-------- PROVIDED ENTRIES

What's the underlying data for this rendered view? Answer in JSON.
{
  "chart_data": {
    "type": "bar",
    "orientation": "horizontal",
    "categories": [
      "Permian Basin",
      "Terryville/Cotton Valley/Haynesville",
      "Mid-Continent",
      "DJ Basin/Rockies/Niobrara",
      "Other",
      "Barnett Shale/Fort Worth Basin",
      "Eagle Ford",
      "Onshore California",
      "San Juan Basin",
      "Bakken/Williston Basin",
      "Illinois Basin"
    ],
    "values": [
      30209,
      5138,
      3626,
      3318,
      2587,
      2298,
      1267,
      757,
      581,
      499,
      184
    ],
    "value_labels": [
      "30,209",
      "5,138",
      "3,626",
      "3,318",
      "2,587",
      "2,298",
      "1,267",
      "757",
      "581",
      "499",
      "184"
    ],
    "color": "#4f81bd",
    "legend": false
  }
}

----------------
-------- PROVIDED ENTRIES

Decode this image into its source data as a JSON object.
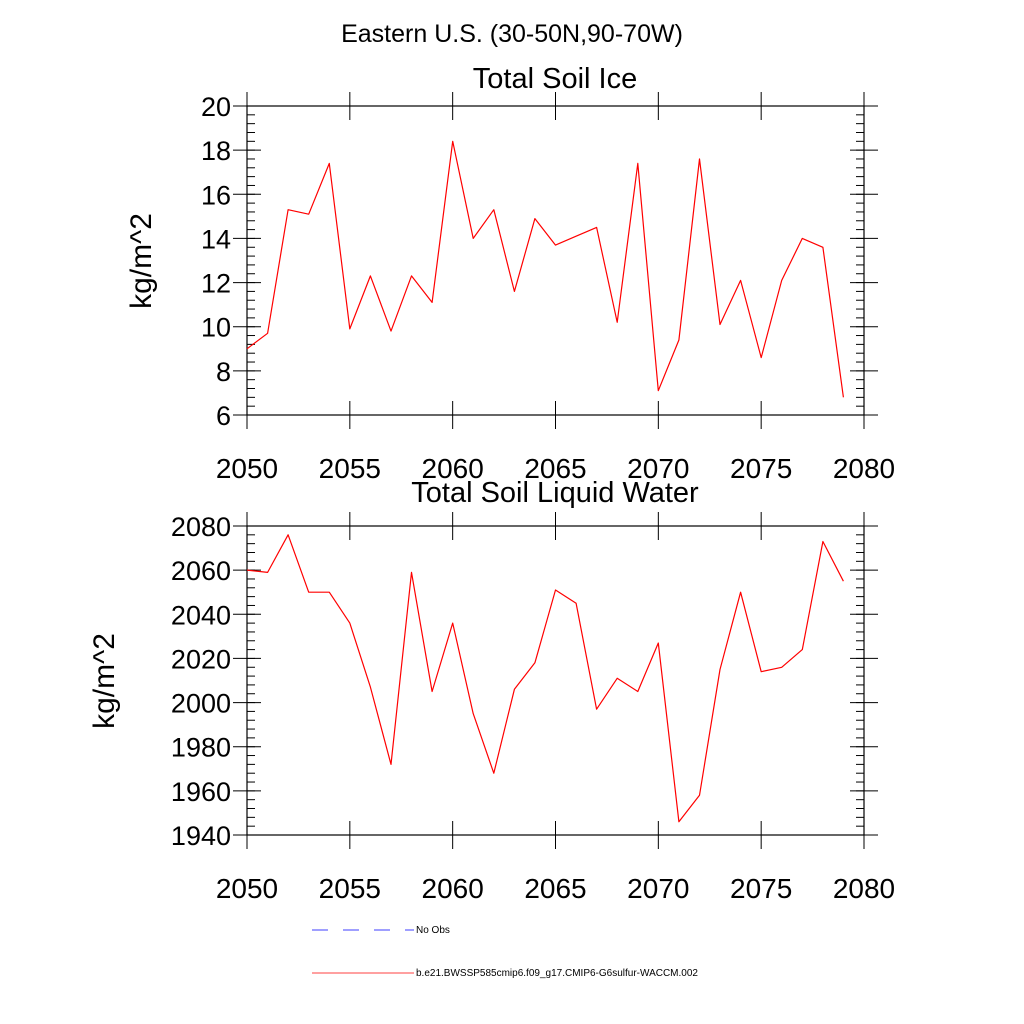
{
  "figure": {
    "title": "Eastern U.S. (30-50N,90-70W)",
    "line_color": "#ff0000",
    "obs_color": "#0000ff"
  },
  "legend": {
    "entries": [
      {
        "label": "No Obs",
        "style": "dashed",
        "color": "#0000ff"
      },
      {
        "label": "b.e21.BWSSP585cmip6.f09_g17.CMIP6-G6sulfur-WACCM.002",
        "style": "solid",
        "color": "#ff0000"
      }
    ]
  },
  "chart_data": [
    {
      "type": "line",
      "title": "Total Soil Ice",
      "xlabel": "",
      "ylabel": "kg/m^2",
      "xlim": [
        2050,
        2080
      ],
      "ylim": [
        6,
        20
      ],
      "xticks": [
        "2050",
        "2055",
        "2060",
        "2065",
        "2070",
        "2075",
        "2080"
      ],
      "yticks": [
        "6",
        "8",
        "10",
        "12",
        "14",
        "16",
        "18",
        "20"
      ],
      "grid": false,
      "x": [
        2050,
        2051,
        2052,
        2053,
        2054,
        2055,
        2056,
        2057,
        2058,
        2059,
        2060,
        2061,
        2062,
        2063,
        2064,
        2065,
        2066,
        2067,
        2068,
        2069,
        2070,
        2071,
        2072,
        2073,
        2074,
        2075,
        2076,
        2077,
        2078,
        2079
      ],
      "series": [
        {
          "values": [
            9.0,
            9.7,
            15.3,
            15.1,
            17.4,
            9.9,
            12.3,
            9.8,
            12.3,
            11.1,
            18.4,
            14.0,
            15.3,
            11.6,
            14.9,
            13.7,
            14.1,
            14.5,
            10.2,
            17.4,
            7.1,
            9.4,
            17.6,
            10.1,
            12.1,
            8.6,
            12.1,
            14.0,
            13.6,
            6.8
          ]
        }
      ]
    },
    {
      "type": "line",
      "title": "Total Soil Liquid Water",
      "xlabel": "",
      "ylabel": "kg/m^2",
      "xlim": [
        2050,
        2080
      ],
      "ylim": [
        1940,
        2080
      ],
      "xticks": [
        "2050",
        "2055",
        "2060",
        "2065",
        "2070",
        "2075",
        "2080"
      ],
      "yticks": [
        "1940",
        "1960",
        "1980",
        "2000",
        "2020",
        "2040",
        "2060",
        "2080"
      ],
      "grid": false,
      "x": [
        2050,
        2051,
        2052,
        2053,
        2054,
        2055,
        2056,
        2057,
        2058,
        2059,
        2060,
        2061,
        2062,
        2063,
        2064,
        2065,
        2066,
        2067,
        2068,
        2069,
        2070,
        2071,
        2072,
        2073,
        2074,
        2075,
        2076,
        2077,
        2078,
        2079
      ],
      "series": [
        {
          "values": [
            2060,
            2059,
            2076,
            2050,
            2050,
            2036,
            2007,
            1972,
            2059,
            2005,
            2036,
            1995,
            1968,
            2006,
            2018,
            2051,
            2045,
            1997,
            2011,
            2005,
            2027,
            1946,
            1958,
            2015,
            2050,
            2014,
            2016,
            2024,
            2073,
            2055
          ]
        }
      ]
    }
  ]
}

----------------
-------- PROVIDED ENTRIES

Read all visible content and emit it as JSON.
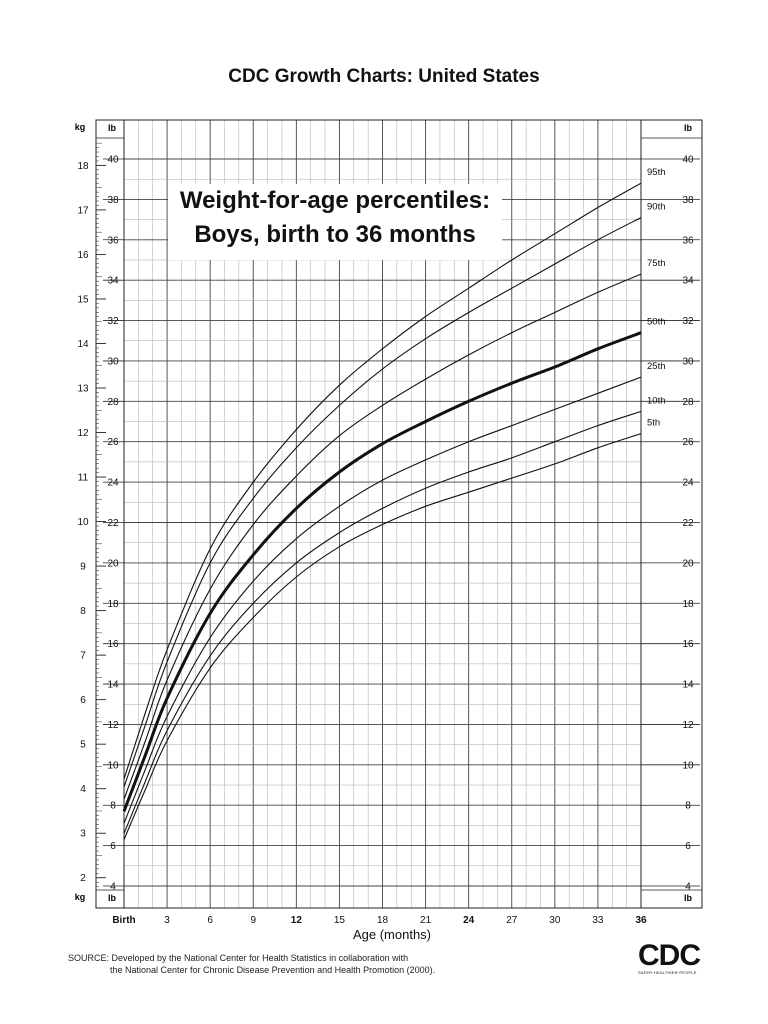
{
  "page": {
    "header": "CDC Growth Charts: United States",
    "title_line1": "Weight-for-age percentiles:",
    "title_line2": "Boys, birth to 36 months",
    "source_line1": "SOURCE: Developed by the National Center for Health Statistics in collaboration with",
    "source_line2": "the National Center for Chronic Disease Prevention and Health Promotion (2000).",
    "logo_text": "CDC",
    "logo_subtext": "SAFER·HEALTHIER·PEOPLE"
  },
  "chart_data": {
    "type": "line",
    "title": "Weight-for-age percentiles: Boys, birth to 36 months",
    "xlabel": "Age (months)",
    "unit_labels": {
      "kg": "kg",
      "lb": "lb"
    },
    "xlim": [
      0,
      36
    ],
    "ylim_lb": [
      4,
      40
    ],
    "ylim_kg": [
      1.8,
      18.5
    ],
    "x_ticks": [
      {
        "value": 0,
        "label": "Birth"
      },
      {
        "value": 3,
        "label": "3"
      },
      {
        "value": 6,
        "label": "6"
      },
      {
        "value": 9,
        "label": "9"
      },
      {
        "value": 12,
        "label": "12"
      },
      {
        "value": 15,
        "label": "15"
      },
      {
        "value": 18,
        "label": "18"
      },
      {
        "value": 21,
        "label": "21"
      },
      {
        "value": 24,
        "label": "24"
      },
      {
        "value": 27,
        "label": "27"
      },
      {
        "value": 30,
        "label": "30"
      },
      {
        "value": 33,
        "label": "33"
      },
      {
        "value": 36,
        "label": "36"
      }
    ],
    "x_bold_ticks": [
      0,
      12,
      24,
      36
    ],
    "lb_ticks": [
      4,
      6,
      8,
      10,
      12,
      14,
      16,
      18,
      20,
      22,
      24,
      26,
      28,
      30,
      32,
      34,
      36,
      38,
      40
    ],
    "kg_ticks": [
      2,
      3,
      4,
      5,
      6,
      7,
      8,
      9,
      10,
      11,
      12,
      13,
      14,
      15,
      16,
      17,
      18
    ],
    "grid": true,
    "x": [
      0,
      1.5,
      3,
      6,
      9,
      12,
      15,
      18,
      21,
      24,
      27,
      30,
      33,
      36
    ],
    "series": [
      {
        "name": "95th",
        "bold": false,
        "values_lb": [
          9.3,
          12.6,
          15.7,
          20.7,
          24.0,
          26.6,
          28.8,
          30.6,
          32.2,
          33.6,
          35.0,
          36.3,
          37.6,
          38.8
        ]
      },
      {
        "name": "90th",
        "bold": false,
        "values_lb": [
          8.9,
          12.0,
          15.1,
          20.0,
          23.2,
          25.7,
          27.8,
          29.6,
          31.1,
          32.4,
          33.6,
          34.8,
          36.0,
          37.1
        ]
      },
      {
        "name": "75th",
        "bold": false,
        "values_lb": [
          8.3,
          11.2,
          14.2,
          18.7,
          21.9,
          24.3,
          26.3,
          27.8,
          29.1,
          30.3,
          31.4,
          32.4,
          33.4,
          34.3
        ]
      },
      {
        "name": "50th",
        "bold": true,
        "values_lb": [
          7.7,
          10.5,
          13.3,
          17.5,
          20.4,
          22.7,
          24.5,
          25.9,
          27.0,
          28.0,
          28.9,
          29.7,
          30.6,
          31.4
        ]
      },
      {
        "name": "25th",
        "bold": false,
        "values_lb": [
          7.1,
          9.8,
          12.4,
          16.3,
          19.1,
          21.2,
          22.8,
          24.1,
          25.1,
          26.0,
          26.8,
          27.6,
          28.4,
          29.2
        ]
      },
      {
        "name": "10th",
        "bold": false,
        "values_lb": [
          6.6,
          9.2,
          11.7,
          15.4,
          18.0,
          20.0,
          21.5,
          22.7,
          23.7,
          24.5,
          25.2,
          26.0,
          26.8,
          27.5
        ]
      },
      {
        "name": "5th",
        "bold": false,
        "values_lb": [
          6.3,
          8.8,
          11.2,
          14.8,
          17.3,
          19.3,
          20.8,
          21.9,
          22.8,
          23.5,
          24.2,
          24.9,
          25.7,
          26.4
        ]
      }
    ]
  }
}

----------------

## DIRECTIVE
In the records, locate each line holding the string "Soil" and copy it.

## RESULT FOR THIS TASK
      "title": "Total Soil Ice",
      "title": "Total Soil Liquid Water",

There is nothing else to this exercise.